- [Given request]
Tell how many lines in the data below include the word "Official". The answer is the number only.

- [Stored rows]

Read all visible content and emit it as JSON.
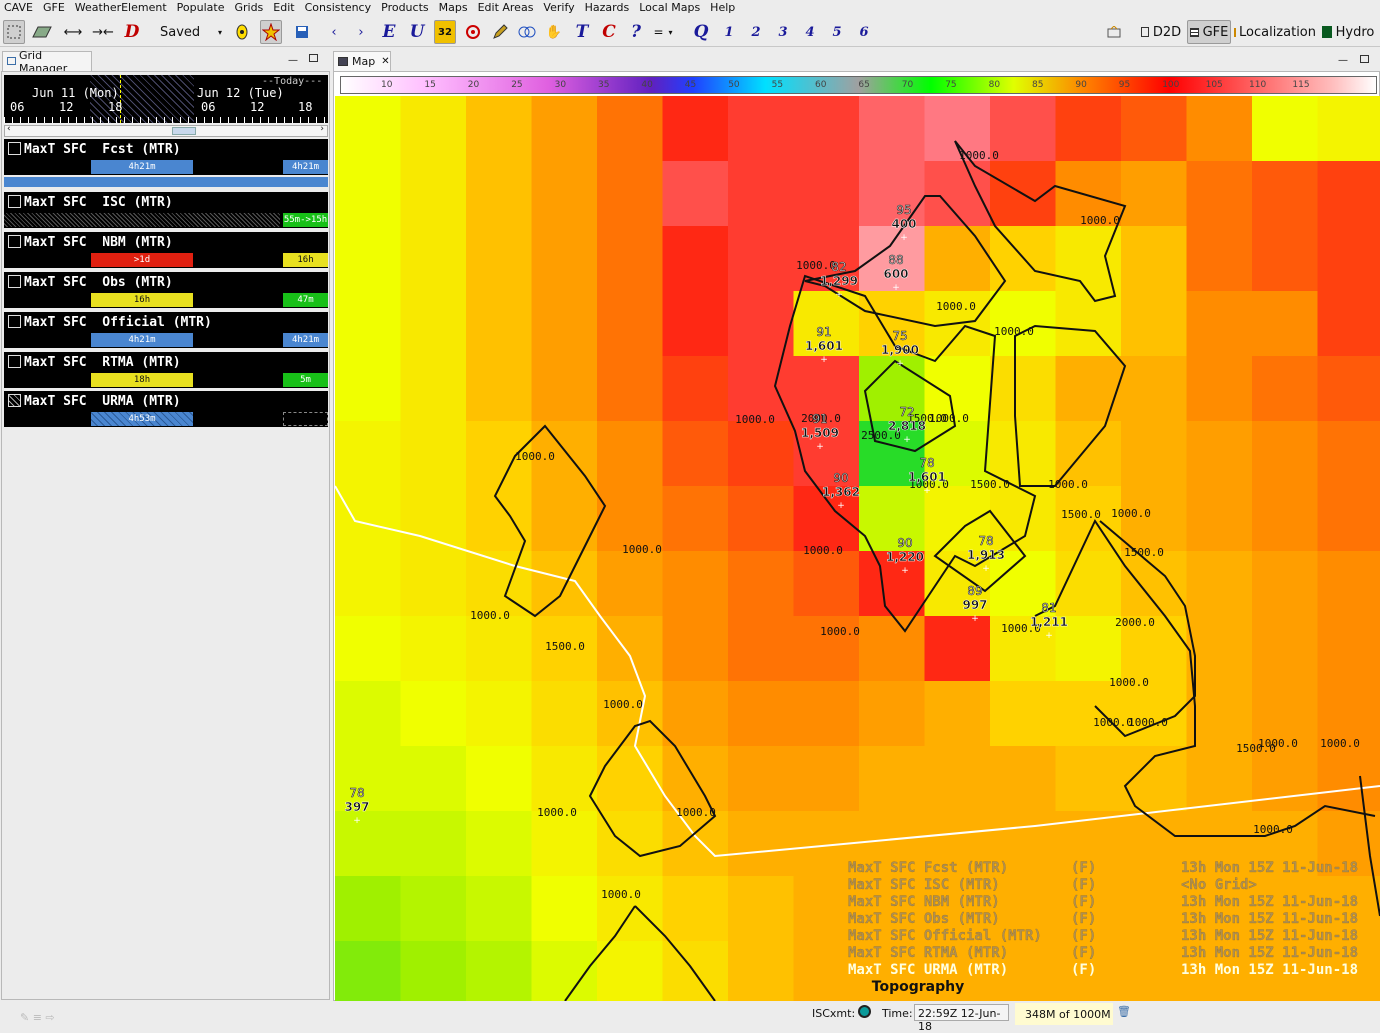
{
  "menu": [
    "CAVE",
    "GFE",
    "WeatherElement",
    "Populate",
    "Grids",
    "Edit",
    "Consistency",
    "Products",
    "Maps",
    "Edit Areas",
    "Verify",
    "Hazards",
    "Local Maps",
    "Help"
  ],
  "toolbar": {
    "saved_label": "Saved",
    "letters": [
      "E",
      "U",
      "T",
      "C",
      "?",
      "=",
      "Q",
      "1",
      "2",
      "3",
      "4",
      "5",
      "6"
    ],
    "num32": "32",
    "perspectives": [
      "D2D",
      "GFE",
      "Localization",
      "Hydro"
    ]
  },
  "grid_manager": {
    "title": "Grid Manager",
    "time_header": {
      "today": "Today",
      "day1": "Jun 11 (Mon)",
      "day2": "Jun 12 (Tue)",
      "hours": [
        "06",
        "12",
        "18",
        "06",
        "12",
        "18"
      ]
    },
    "rows": [
      {
        "label": "MaxT SFC  Fcst (MTR)",
        "bars": [
          {
            "text": "4h21m",
            "cls": "blue"
          }
        ],
        "right": {
          "text": "4h21m",
          "cls": "blue"
        }
      },
      {
        "label": "MaxT SFC  ISC (MTR)",
        "bars": [],
        "right": {
          "text": "55m->15h",
          "cls": "green"
        }
      },
      {
        "label": "MaxT SFC  NBM (MTR)",
        "bars": [
          {
            "text": ">1d",
            "cls": "red"
          }
        ],
        "right": {
          "text": "16h",
          "cls": "yellow"
        }
      },
      {
        "label": "MaxT SFC  Obs (MTR)",
        "bars": [
          {
            "text": "16h",
            "cls": "yellow"
          }
        ],
        "right": {
          "text": "47m",
          "cls": "green"
        }
      },
      {
        "label": "MaxT SFC  Official (MTR)",
        "bars": [
          {
            "text": "4h21m",
            "cls": "blue"
          }
        ],
        "right": {
          "text": "4h21m",
          "cls": "blue"
        }
      },
      {
        "label": "MaxT SFC  RTMA (MTR)",
        "bars": [
          {
            "text": "18h",
            "cls": "yellow"
          }
        ],
        "right": {
          "text": "5m",
          "cls": "green"
        }
      },
      {
        "label": "MaxT SFC  URMA (MTR)",
        "bars": [
          {
            "text": "4h53m",
            "cls": "blue"
          }
        ],
        "right": {
          "text": "",
          "cls": ""
        }
      }
    ]
  },
  "map": {
    "tab_label": "Map",
    "colorbar_ticks": [
      "10",
      "15",
      "20",
      "25",
      "30",
      "35",
      "40",
      "45",
      "50",
      "55",
      "60",
      "65",
      "70",
      "75",
      "80",
      "85",
      "90",
      "95",
      "100",
      "105",
      "110",
      "115"
    ],
    "contour_labels": [
      {
        "t": "1000.0"
      },
      {
        "t": "1000.0"
      },
      {
        "t": "1000.0"
      },
      {
        "t": "1000.0"
      },
      {
        "t": "1000.0"
      },
      {
        "t": "1000.0"
      },
      {
        "t": "1000.0"
      },
      {
        "t": "2000.0"
      },
      {
        "t": "1500.0"
      },
      {
        "t": "2500.0"
      },
      {
        "t": "1000.0"
      },
      {
        "t": "1500.0"
      },
      {
        "t": "1000.0"
      },
      {
        "t": "1500.0"
      },
      {
        "t": "1000.0"
      },
      {
        "t": "1500.0"
      },
      {
        "t": "1000.0"
      },
      {
        "t": "1000.0"
      },
      {
        "t": "1000.0"
      },
      {
        "t": "1000.0"
      },
      {
        "t": "1500.0"
      },
      {
        "t": "2000.0"
      },
      {
        "t": "1000.0"
      },
      {
        "t": "1000.0"
      },
      {
        "t": "1000.0"
      },
      {
        "t": "1000.0"
      },
      {
        "t": "1000.0"
      },
      {
        "t": "1000.0"
      },
      {
        "t": "1500.0"
      },
      {
        "t": "1000.0"
      },
      {
        "t": "1000.0"
      },
      {
        "t": "1000.0"
      },
      {
        "t": "1000.0"
      },
      {
        "t": "1000.0"
      },
      {
        "t": "1000.0"
      }
    ],
    "stations": [
      {
        "temp": "95",
        "elev": "400"
      },
      {
        "temp": "88",
        "elev": "600"
      },
      {
        "temp": "82",
        "elev": "1,299"
      },
      {
        "temp": "91",
        "elev": "1,601"
      },
      {
        "temp": "75",
        "elev": "1,900"
      },
      {
        "temp": "72",
        "elev": "2,818"
      },
      {
        "temp": "91",
        "elev": "1,509"
      },
      {
        "temp": "78",
        "elev": "1,601"
      },
      {
        "temp": "90",
        "elev": "1,362"
      },
      {
        "temp": "90",
        "elev": "1,220"
      },
      {
        "temp": "78",
        "elev": "1,913"
      },
      {
        "temp": "89",
        "elev": "997"
      },
      {
        "temp": "81",
        "elev": "1,211"
      },
      {
        "temp": "78",
        "elev": "397"
      }
    ],
    "legend": [
      {
        "name": "MaxT SFC Fcst (MTR)",
        "unit": "(F)",
        "time": "13h Mon 15Z 11-Jun-18"
      },
      {
        "name": "MaxT SFC ISC (MTR)",
        "unit": "(F)",
        "time": "<No Grid>"
      },
      {
        "name": "MaxT SFC NBM (MTR)",
        "unit": "(F)",
        "time": "13h Mon 15Z 11-Jun-18"
      },
      {
        "name": "MaxT SFC Obs (MTR)",
        "unit": "(F)",
        "time": "13h Mon 15Z 11-Jun-18"
      },
      {
        "name": "MaxT SFC Official (MTR)",
        "unit": "(F)",
        "time": "13h Mon 15Z 11-Jun-18"
      },
      {
        "name": "MaxT SFC RTMA (MTR)",
        "unit": "(F)",
        "time": "13h Mon 15Z 11-Jun-18"
      },
      {
        "name": "MaxT SFC URMA (MTR)",
        "unit": "(F)",
        "time": "13h Mon 15Z 11-Jun-18"
      }
    ],
    "topography_label": "Topography"
  },
  "status": {
    "isc_label": "ISCxmt:",
    "time_label": "Time:",
    "time_value": "22:59Z 12-Jun-18",
    "memory": "348M of 1000M"
  }
}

- [Output below]
2